*EXERCISE OBJECTIVE*: Print out every record exactly as it appears.

[start of EXTRACTED MATERIAL]

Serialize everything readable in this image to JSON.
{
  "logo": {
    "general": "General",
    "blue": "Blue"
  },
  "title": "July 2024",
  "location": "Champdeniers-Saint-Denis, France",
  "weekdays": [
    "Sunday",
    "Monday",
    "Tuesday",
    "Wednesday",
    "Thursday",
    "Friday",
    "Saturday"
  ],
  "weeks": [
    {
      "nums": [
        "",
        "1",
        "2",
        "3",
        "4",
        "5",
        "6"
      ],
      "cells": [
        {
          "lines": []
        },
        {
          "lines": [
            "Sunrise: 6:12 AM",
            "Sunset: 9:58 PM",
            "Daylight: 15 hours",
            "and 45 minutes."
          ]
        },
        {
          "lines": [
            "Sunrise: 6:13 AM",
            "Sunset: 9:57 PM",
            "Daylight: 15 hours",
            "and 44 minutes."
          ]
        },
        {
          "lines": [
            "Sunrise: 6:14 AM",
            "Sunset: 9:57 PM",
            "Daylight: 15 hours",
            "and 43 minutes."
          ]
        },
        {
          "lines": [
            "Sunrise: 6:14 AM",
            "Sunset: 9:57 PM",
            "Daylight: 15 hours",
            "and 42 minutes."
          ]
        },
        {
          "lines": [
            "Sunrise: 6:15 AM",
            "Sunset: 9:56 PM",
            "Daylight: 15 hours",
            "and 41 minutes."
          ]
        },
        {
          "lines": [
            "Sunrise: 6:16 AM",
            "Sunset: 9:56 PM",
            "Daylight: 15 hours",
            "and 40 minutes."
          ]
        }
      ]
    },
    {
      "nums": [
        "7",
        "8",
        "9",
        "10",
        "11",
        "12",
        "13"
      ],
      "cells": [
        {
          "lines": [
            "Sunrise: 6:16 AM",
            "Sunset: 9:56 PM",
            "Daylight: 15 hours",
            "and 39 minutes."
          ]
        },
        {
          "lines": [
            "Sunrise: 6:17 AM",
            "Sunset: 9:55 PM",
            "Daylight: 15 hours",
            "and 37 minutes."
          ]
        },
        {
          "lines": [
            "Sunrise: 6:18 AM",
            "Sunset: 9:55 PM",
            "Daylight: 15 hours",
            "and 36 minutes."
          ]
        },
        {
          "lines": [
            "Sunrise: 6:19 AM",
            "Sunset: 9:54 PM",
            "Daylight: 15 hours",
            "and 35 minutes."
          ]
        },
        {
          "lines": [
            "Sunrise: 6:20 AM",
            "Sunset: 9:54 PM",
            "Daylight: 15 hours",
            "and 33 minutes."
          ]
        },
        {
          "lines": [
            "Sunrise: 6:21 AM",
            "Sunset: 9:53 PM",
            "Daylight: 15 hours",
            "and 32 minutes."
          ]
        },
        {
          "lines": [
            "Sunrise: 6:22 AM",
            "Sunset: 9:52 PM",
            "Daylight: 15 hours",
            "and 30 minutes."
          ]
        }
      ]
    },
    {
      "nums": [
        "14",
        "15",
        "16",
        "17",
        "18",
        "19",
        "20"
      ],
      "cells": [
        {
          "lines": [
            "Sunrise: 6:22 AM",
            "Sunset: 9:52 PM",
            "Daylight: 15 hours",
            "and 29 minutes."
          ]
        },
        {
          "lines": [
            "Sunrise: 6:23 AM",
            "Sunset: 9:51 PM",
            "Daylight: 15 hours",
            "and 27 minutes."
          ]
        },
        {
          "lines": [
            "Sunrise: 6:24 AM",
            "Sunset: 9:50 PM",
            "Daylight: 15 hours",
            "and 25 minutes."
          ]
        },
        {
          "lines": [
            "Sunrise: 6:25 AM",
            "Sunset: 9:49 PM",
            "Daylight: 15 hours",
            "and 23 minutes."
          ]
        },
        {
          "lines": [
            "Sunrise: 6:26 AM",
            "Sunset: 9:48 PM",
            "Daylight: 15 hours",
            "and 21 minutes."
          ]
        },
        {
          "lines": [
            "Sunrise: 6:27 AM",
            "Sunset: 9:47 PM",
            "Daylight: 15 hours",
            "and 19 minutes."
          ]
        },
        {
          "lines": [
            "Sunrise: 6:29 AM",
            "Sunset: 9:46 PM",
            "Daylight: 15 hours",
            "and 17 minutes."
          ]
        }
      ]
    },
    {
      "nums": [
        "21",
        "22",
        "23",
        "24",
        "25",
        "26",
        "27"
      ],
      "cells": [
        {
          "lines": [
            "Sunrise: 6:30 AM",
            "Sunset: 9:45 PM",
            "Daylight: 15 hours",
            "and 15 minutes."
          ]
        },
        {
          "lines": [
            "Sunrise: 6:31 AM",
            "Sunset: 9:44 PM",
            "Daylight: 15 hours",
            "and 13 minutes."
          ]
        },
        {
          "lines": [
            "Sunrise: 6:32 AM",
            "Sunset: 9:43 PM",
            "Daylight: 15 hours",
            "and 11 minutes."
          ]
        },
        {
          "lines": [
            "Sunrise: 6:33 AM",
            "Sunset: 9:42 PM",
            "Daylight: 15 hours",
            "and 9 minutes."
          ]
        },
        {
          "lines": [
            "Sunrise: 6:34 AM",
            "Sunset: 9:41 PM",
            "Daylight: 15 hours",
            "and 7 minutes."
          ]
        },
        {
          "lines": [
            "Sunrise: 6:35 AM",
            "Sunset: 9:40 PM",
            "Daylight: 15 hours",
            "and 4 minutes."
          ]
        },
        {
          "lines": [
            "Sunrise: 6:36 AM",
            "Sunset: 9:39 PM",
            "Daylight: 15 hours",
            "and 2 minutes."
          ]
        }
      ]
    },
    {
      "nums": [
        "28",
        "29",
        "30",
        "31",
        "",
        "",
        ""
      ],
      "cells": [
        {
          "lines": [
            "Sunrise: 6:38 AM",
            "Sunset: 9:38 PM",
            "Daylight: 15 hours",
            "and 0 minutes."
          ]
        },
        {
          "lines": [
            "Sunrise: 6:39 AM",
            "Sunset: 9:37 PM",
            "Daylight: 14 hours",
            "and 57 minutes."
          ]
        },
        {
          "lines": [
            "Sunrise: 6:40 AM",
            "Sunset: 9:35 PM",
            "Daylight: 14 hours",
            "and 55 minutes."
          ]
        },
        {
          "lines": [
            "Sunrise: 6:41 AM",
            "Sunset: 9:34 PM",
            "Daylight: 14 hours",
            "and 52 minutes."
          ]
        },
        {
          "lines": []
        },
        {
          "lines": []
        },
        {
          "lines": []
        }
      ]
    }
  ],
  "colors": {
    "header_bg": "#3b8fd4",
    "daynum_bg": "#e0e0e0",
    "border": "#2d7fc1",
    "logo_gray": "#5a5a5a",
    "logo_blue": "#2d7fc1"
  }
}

[end of EXTRACTED MATERIAL]

*EXERCISE RESULT*:
Serialize everything readable in this image to JSON.
{
  "logo": {
    "general": "General",
    "blue": "Blue"
  },
  "title": "July 2024",
  "location": "Champdeniers-Saint-Denis, France",
  "weekdays": [
    "Sunday",
    "Monday",
    "Tuesday",
    "Wednesday",
    "Thursday",
    "Friday",
    "Saturday"
  ],
  "weeks": [
    {
      "nums": [
        "",
        "1",
        "2",
        "3",
        "4",
        "5",
        "6"
      ],
      "cells": [
        {
          "lines": []
        },
        {
          "lines": [
            "Sunrise: 6:12 AM",
            "Sunset: 9:58 PM",
            "Daylight: 15 hours",
            "and 45 minutes."
          ]
        },
        {
          "lines": [
            "Sunrise: 6:13 AM",
            "Sunset: 9:57 PM",
            "Daylight: 15 hours",
            "and 44 minutes."
          ]
        },
        {
          "lines": [
            "Sunrise: 6:14 AM",
            "Sunset: 9:57 PM",
            "Daylight: 15 hours",
            "and 43 minutes."
          ]
        },
        {
          "lines": [
            "Sunrise: 6:14 AM",
            "Sunset: 9:57 PM",
            "Daylight: 15 hours",
            "and 42 minutes."
          ]
        },
        {
          "lines": [
            "Sunrise: 6:15 AM",
            "Sunset: 9:56 PM",
            "Daylight: 15 hours",
            "and 41 minutes."
          ]
        },
        {
          "lines": [
            "Sunrise: 6:16 AM",
            "Sunset: 9:56 PM",
            "Daylight: 15 hours",
            "and 40 minutes."
          ]
        }
      ]
    },
    {
      "nums": [
        "7",
        "8",
        "9",
        "10",
        "11",
        "12",
        "13"
      ],
      "cells": [
        {
          "lines": [
            "Sunrise: 6:16 AM",
            "Sunset: 9:56 PM",
            "Daylight: 15 hours",
            "and 39 minutes."
          ]
        },
        {
          "lines": [
            "Sunrise: 6:17 AM",
            "Sunset: 9:55 PM",
            "Daylight: 15 hours",
            "and 37 minutes."
          ]
        },
        {
          "lines": [
            "Sunrise: 6:18 AM",
            "Sunset: 9:55 PM",
            "Daylight: 15 hours",
            "and 36 minutes."
          ]
        },
        {
          "lines": [
            "Sunrise: 6:19 AM",
            "Sunset: 9:54 PM",
            "Daylight: 15 hours",
            "and 35 minutes."
          ]
        },
        {
          "lines": [
            "Sunrise: 6:20 AM",
            "Sunset: 9:54 PM",
            "Daylight: 15 hours",
            "and 33 minutes."
          ]
        },
        {
          "lines": [
            "Sunrise: 6:21 AM",
            "Sunset: 9:53 PM",
            "Daylight: 15 hours",
            "and 32 minutes."
          ]
        },
        {
          "lines": [
            "Sunrise: 6:22 AM",
            "Sunset: 9:52 PM",
            "Daylight: 15 hours",
            "and 30 minutes."
          ]
        }
      ]
    },
    {
      "nums": [
        "14",
        "15",
        "16",
        "17",
        "18",
        "19",
        "20"
      ],
      "cells": [
        {
          "lines": [
            "Sunrise: 6:22 AM",
            "Sunset: 9:52 PM",
            "Daylight: 15 hours",
            "and 29 minutes."
          ]
        },
        {
          "lines": [
            "Sunrise: 6:23 AM",
            "Sunset: 9:51 PM",
            "Daylight: 15 hours",
            "and 27 minutes."
          ]
        },
        {
          "lines": [
            "Sunrise: 6:24 AM",
            "Sunset: 9:50 PM",
            "Daylight: 15 hours",
            "and 25 minutes."
          ]
        },
        {
          "lines": [
            "Sunrise: 6:25 AM",
            "Sunset: 9:49 PM",
            "Daylight: 15 hours",
            "and 23 minutes."
          ]
        },
        {
          "lines": [
            "Sunrise: 6:26 AM",
            "Sunset: 9:48 PM",
            "Daylight: 15 hours",
            "and 21 minutes."
          ]
        },
        {
          "lines": [
            "Sunrise: 6:27 AM",
            "Sunset: 9:47 PM",
            "Daylight: 15 hours",
            "and 19 minutes."
          ]
        },
        {
          "lines": [
            "Sunrise: 6:29 AM",
            "Sunset: 9:46 PM",
            "Daylight: 15 hours",
            "and 17 minutes."
          ]
        }
      ]
    },
    {
      "nums": [
        "21",
        "22",
        "23",
        "24",
        "25",
        "26",
        "27"
      ],
      "cells": [
        {
          "lines": [
            "Sunrise: 6:30 AM",
            "Sunset: 9:45 PM",
            "Daylight: 15 hours",
            "and 15 minutes."
          ]
        },
        {
          "lines": [
            "Sunrise: 6:31 AM",
            "Sunset: 9:44 PM",
            "Daylight: 15 hours",
            "and 13 minutes."
          ]
        },
        {
          "lines": [
            "Sunrise: 6:32 AM",
            "Sunset: 9:43 PM",
            "Daylight: 15 hours",
            "and 11 minutes."
          ]
        },
        {
          "lines": [
            "Sunrise: 6:33 AM",
            "Sunset: 9:42 PM",
            "Daylight: 15 hours",
            "and 9 minutes."
          ]
        },
        {
          "lines": [
            "Sunrise: 6:34 AM",
            "Sunset: 9:41 PM",
            "Daylight: 15 hours",
            "and 7 minutes."
          ]
        },
        {
          "lines": [
            "Sunrise: 6:35 AM",
            "Sunset: 9:40 PM",
            "Daylight: 15 hours",
            "and 4 minutes."
          ]
        },
        {
          "lines": [
            "Sunrise: 6:36 AM",
            "Sunset: 9:39 PM",
            "Daylight: 15 hours",
            "and 2 minutes."
          ]
        }
      ]
    },
    {
      "nums": [
        "28",
        "29",
        "30",
        "31",
        "",
        "",
        ""
      ],
      "cells": [
        {
          "lines": [
            "Sunrise: 6:38 AM",
            "Sunset: 9:38 PM",
            "Daylight: 15 hours",
            "and 0 minutes."
          ]
        },
        {
          "lines": [
            "Sunrise: 6:39 AM",
            "Sunset: 9:37 PM",
            "Daylight: 14 hours",
            "and 57 minutes."
          ]
        },
        {
          "lines": [
            "Sunrise: 6:40 AM",
            "Sunset: 9:35 PM",
            "Daylight: 14 hours",
            "and 55 minutes."
          ]
        },
        {
          "lines": [
            "Sunrise: 6:41 AM",
            "Sunset: 9:34 PM",
            "Daylight: 14 hours",
            "and 52 minutes."
          ]
        },
        {
          "lines": []
        },
        {
          "lines": []
        },
        {
          "lines": []
        }
      ]
    }
  ],
  "colors": {
    "header_bg": "#3b8fd4",
    "daynum_bg": "#e0e0e0",
    "border": "#2d7fc1",
    "logo_gray": "#5a5a5a",
    "logo_blue": "#2d7fc1"
  }
}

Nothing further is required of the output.